Task prompt: Collect each line containing "villa".

Data to use:
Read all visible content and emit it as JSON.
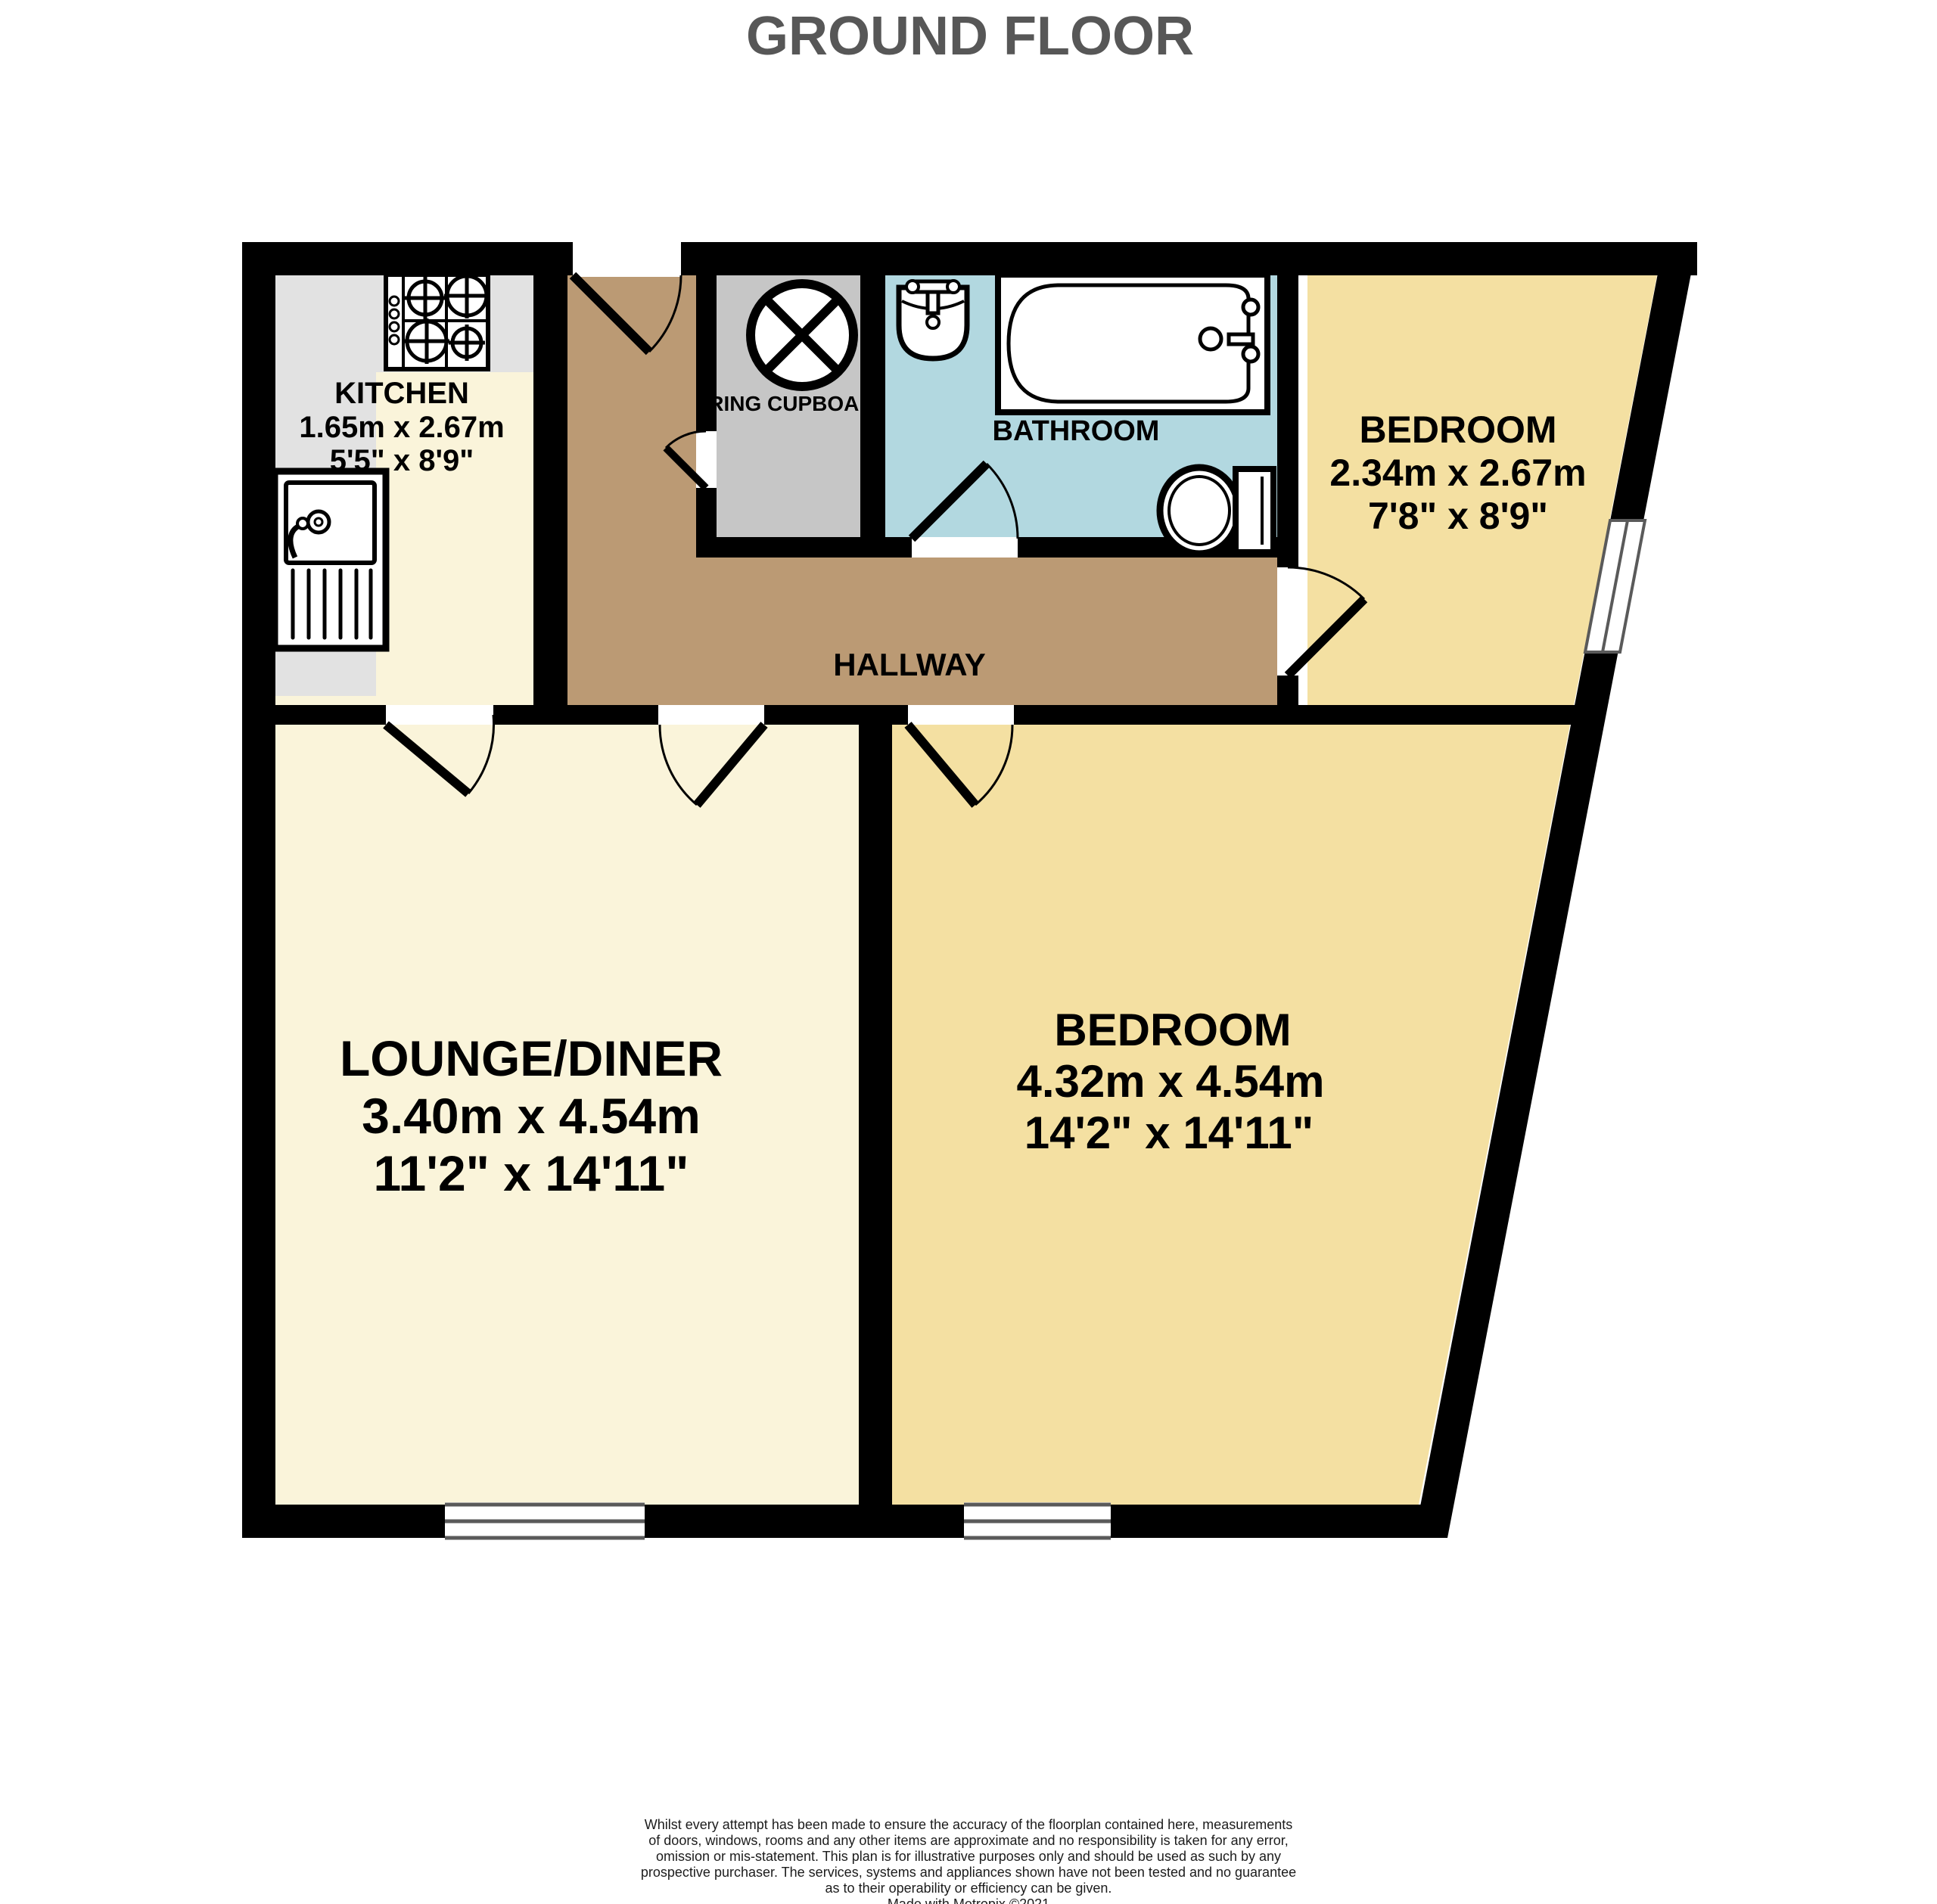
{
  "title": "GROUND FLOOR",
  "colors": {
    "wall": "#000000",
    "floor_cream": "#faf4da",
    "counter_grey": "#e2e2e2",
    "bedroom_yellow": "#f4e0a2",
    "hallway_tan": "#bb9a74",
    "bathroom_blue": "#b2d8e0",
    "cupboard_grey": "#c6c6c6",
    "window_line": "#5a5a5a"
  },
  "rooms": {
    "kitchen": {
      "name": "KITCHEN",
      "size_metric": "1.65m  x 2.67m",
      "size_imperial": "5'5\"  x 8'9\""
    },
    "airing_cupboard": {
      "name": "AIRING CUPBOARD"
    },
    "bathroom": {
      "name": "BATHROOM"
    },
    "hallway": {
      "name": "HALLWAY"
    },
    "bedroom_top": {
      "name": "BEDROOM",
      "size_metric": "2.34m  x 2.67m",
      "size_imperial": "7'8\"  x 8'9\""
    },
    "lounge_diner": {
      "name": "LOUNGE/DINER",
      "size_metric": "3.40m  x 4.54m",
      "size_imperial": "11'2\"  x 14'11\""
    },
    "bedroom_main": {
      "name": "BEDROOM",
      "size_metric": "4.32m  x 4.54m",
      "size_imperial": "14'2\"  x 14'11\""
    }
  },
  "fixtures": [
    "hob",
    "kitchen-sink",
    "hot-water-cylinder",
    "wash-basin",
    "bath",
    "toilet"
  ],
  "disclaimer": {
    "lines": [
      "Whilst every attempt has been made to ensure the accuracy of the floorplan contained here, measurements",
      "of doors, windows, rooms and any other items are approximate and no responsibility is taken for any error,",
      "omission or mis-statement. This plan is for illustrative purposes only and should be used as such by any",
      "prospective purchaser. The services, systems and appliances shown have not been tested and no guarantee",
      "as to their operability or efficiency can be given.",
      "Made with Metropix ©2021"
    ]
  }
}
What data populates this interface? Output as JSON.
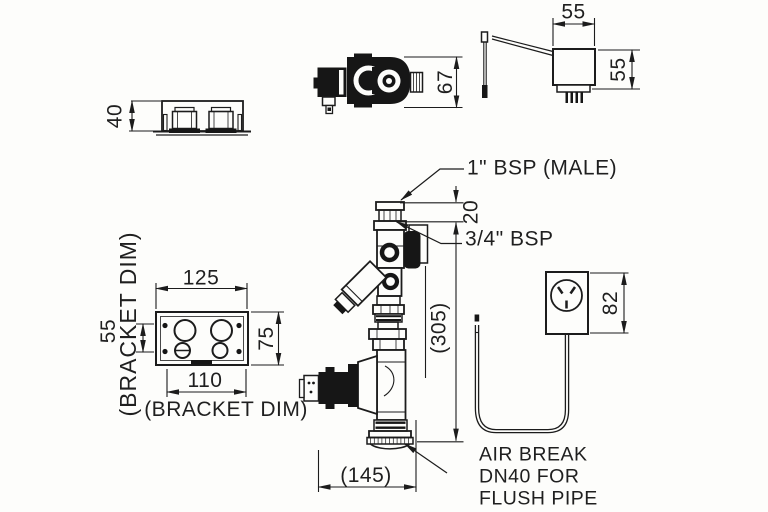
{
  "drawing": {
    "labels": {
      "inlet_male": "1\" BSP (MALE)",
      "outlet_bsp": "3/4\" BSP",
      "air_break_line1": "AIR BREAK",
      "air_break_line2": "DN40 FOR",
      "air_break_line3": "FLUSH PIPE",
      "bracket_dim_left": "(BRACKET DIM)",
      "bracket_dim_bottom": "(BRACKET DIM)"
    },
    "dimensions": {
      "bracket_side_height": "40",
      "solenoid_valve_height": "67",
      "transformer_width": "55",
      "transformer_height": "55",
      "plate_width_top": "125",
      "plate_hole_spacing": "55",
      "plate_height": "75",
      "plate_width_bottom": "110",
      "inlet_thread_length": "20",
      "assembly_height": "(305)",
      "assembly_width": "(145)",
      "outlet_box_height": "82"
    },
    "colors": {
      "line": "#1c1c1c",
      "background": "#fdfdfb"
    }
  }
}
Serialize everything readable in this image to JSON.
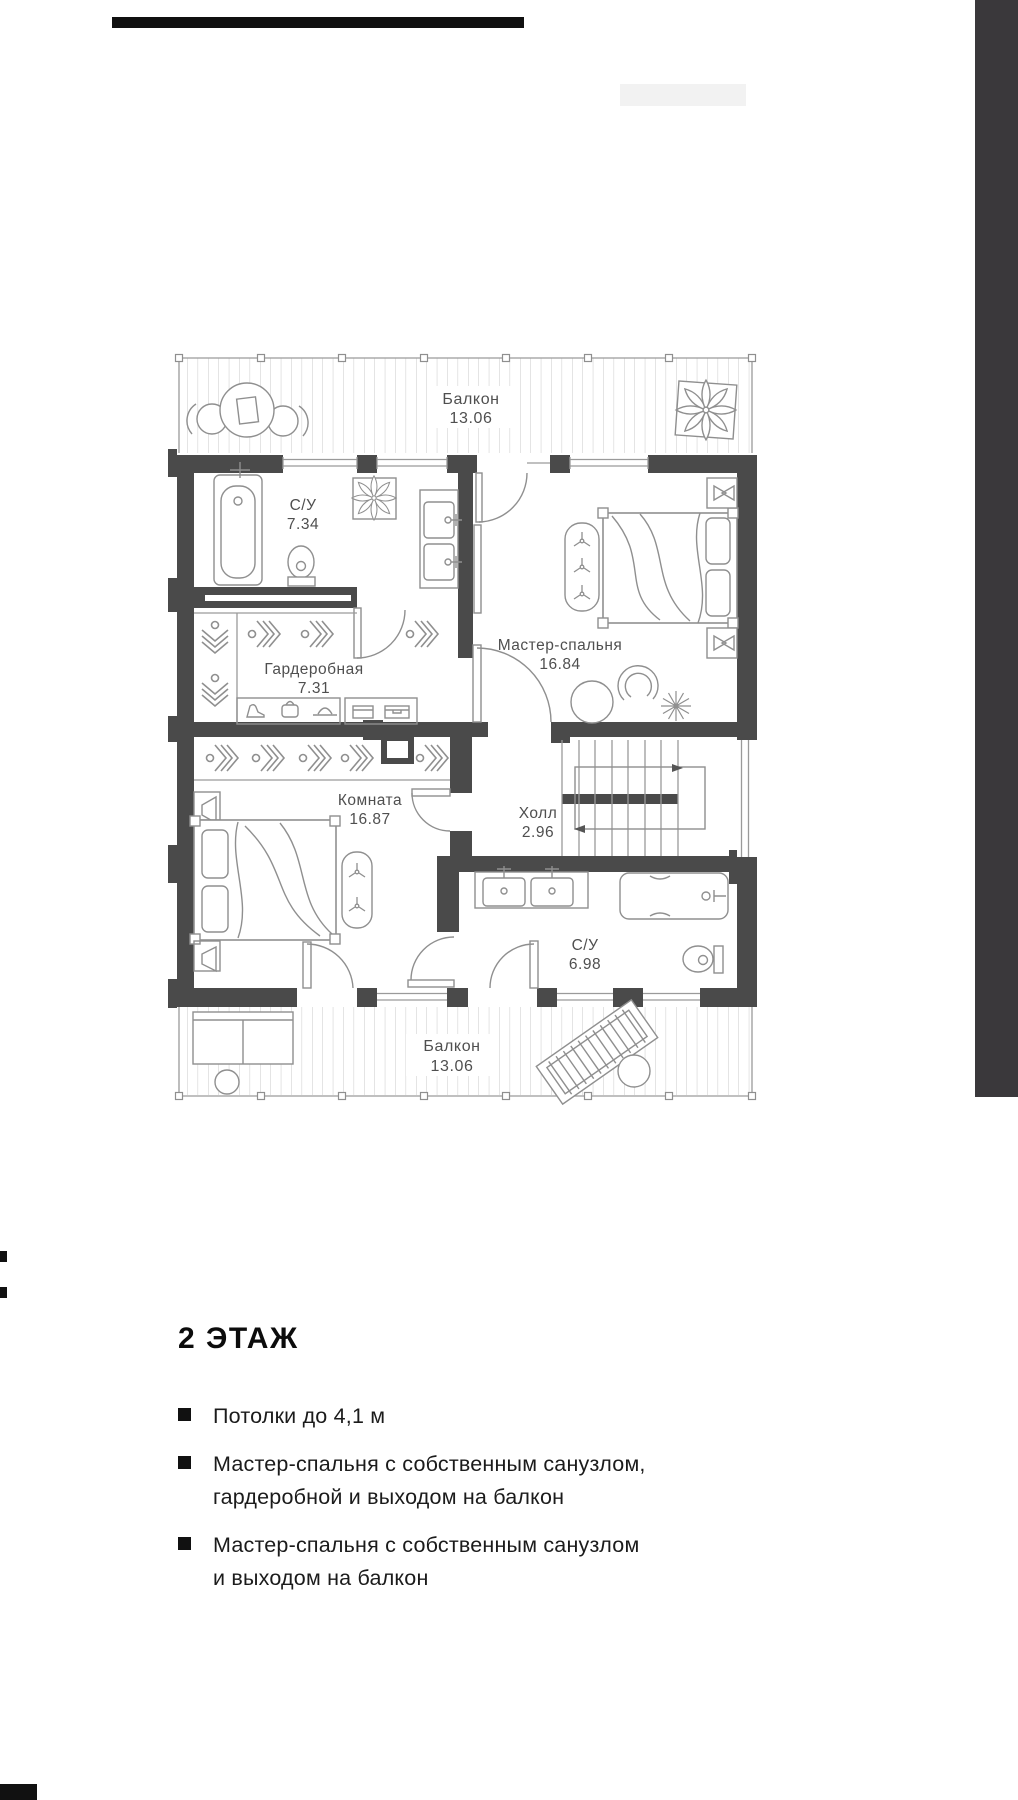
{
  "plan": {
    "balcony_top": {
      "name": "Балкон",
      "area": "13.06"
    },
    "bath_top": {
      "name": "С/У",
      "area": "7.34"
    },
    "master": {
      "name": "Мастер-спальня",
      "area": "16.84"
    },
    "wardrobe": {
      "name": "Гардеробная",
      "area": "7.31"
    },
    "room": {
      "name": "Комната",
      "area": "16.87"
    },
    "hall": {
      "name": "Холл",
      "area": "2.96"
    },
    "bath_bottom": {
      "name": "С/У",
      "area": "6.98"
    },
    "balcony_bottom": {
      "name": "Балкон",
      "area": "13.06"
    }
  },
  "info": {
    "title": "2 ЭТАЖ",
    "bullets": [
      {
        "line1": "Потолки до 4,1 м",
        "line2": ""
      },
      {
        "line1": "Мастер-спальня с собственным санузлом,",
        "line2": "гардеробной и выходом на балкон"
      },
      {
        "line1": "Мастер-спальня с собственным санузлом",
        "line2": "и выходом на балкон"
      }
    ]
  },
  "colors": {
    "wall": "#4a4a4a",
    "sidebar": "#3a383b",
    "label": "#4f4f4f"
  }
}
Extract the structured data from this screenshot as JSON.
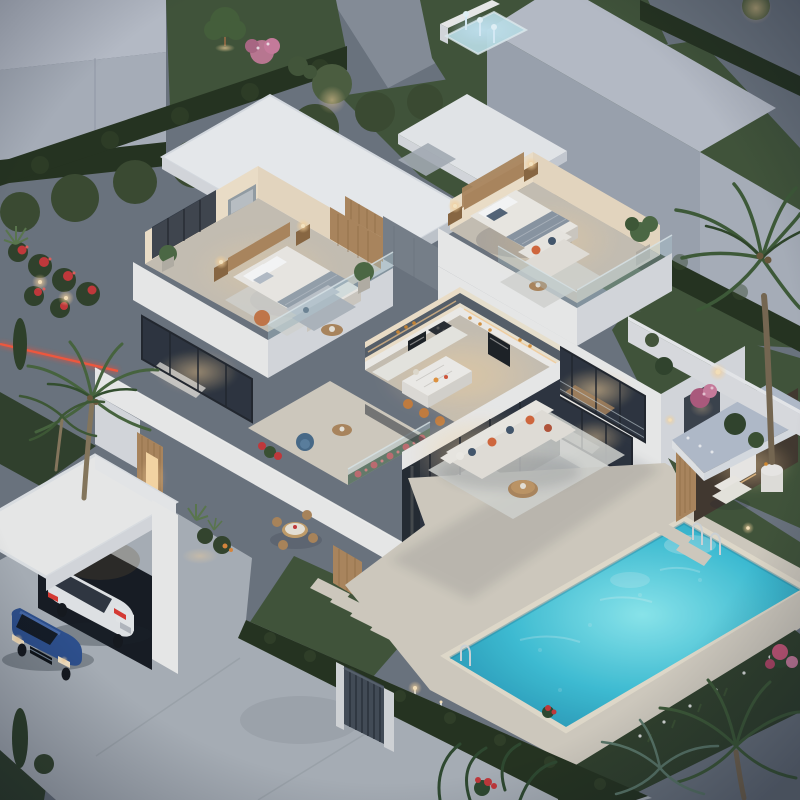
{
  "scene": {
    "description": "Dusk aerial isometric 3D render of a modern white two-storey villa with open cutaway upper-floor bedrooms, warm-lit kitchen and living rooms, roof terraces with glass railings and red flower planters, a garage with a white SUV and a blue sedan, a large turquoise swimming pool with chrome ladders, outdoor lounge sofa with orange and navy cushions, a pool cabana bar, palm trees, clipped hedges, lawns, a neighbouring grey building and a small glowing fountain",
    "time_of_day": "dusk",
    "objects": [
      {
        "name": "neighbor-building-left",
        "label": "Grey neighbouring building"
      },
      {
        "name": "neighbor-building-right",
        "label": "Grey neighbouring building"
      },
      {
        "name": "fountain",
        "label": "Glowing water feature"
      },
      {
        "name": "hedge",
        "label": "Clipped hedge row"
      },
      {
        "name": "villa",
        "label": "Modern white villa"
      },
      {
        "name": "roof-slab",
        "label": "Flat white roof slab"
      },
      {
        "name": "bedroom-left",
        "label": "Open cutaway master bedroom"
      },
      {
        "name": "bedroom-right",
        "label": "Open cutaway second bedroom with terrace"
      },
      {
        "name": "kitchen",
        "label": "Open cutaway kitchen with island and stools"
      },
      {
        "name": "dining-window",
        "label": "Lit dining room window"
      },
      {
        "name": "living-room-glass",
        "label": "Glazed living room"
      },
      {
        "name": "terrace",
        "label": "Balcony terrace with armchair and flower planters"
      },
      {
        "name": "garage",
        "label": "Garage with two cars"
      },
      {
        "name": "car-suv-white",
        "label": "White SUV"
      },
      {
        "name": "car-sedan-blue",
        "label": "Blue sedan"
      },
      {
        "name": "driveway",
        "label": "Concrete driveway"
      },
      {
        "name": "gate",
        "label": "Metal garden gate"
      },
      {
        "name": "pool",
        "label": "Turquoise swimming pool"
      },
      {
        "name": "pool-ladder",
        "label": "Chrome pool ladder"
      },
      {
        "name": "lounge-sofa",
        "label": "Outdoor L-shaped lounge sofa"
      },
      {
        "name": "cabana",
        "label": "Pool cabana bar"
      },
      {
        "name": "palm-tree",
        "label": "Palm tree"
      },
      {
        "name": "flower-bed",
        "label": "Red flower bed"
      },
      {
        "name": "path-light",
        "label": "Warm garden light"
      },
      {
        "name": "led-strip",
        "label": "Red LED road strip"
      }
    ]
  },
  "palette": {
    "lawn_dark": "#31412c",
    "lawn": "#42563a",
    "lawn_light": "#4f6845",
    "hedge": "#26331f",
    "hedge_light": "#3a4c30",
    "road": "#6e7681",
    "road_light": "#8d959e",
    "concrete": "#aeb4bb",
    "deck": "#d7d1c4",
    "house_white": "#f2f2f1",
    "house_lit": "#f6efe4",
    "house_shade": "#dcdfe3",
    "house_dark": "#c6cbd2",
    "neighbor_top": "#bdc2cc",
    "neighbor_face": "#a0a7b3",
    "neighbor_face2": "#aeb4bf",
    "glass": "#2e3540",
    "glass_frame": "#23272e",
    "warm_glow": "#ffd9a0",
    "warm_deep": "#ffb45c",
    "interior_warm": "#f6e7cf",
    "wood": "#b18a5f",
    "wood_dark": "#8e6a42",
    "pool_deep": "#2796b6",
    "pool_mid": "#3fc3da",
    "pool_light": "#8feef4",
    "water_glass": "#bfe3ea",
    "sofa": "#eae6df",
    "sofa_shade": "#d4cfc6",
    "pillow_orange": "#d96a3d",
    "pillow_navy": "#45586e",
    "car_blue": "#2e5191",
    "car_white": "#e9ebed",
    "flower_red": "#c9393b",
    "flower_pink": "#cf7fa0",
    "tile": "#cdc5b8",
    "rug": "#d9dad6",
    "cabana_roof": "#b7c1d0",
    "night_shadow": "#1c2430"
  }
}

Exercise response:
    "description": "Dusk aerial isometric 3D render of a modern white two-storey villa with open cutaway upper-floor bedrooms, warm-lit kitchen and living rooms, roof terraces with glass railings and red flower planters, a garage with a white SUV and a blue sedan, a large turquoise swimming pool with chrome ladders, outdoor lounge sofa with orange and navy cushions, a pool cabana bar, palm trees, clipped hedges, lawns, a neighbouring grey building and a small glowing fountain",
        "name": "villa",
        "label": "Modern white villa"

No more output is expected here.